» **GIVEN PASSAGE**:
= = = = = = =

In 2012, Foose became the first woman to run the Howard County schools. She was praised then as a seasoned educator with a steady hand. Five years later, her relationship with the board soured. She sued its members in January, accusing them of undermining her authority.
Board member Christine O'Connor said new board members were determined to drive out Foose.
"In any way, shape or form — that was their priority," she said. "I'm glad she was able to retire and move on with her life so she doesn't have to deal with all the negativity that they imposed on her."
During Foose's tenure, Howard County schools scored the highest in Maryland on state and national academic measures in the past three years, she noted in her lawsuit. The county's graduation rate peaked at 93.5 percent under Foose in fiscal year 2015, her lawyers wrote.
She launched sweeping plans to transform elementary education with foreign language lessons and refocused subjects. She acknowledged deep-rooted racial disparities in the school district. And her strategic five-year plan was unveiled in 2013 as the first to include recommendations from the community, said Ann De Lacy, a former board member who supports Foose.
"I'm shocked," De Lacy said. "It's a sad day for public education in Howard County and a big win for the teachers union."
Foose's opponents on the board argue they were elected to rein in a superintendent regarded as both secretive and dictatorial. Foose was sharply criticized over her handling of mold found at Glenwood Middle School in 2015. Critics said she delayed telling parents and teachers about it, and they allege students became sick as a result.
Her critics grew increasingly organized since then. They circulated an online petition to have Foose fired. Last month, some rallied outside county offices; one woman carried a sign with "Cut Foose Loose."
The Howard County Education Association, a union with 5,500 members, surveyed more than 3,000 of its school district employees and announced in March that support for Foose has plunged to 10.8 percent.
"It is a new day in HoCo because of strong leadership by the recently elected board," union president Paul Lemle said in a statement Tuesday. "This leadership change gives us the opportunity to refocus on the things that are most important."

= = = = = = =

» **PROBLEMS AND TASKS**:
1. In the news report about Foose, why did critics fault her handling of the mold at Glenwood Middle School? Answer in one to three sentences.
2. Pick up the news report about Foose after its last sentence and carry it further.
You won't need the listing for any of this work.

Document layout detection data
= = = = = = =

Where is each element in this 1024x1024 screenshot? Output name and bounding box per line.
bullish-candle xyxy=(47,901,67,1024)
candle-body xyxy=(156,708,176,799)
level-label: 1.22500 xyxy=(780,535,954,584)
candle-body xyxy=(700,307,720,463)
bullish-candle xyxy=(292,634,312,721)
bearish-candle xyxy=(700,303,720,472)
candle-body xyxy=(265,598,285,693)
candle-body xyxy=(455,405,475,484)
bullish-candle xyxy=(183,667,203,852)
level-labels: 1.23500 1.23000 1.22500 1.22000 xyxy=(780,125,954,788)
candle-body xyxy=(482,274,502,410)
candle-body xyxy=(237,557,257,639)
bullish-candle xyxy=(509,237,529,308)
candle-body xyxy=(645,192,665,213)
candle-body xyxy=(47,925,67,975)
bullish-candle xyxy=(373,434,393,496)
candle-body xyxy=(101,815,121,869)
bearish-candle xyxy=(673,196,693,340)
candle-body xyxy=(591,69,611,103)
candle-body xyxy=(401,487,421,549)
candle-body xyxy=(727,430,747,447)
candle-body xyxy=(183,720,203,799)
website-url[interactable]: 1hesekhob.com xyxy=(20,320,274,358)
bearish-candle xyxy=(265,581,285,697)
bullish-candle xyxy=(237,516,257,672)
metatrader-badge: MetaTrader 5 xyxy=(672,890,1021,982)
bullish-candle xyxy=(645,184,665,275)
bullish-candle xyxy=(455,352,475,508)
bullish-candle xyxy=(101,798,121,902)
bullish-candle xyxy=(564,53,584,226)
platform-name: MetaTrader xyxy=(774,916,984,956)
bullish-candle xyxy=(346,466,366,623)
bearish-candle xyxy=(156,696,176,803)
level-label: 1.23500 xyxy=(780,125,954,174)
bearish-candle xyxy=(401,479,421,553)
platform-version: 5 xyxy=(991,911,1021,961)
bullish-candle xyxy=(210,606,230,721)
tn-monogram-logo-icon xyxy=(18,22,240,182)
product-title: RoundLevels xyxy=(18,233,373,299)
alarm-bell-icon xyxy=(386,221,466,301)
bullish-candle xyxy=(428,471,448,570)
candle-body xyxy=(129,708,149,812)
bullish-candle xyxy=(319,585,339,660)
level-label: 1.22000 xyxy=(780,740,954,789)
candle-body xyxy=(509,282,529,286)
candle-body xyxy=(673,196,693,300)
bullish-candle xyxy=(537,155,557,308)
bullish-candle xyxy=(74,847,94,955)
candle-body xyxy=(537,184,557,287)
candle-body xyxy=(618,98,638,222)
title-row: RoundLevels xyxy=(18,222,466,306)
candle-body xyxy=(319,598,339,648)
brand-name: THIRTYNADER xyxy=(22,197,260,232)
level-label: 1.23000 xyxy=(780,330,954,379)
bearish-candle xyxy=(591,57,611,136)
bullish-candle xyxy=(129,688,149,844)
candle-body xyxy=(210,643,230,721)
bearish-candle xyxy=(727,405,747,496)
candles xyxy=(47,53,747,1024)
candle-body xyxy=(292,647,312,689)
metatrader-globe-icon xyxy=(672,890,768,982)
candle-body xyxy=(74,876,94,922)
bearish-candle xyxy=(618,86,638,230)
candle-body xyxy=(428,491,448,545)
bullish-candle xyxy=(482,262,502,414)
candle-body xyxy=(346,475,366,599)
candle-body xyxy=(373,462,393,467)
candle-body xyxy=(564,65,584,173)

= = = = = = =

» **PER-TASK OUTPUTS**:
1. Critics said Foose delayed telling parents and teachers about the mold found at Glenwood Middle School in 2015. They also allege that students became sick as a result.

2.
The dispute escalated last month after the board voted to dismantle Foose's scholarship program to send aspiring teachers from low-income families to McDaniel College. The Teachers for Tomorrow program was once praised as an innovative approach to diversify the teaching corps in Howard County schools. Board members said Foose failed to raise enough money to sustain the program.
McDaniel President Roger Casey learned Tuesday of Foose's resignation.
"I'm very sorry to see that tensions between the superintendent and board have resulted in this," he said. "She passionately pursued the agenda that she thought would move the school district forward."
Vaillancourt had urged voters to petition state legislators to change a law that would empower the school board to fire Foose. Howard County Delegates Vanessa Atterbeary and Eric Ebersole sponsored a bill in February, but their legislation stalled in committee.
"This is what the people in Howard County wanted," Atterbeary said of Foose's decision to leave. "People ask me about the schools and all of this nonsense that's been going on.... It was just so petty."
Before arriving in Howard County, Foose served one year as deputy superintendent of Baltimore County schools and three years as an associate superintendent in Montgomery County. In the early 1990s, she worked six years as a Maryland state trooper. Then she began her career as an educator, rising from teacher to principal then administrator. She has worked two decades in Maryland schools.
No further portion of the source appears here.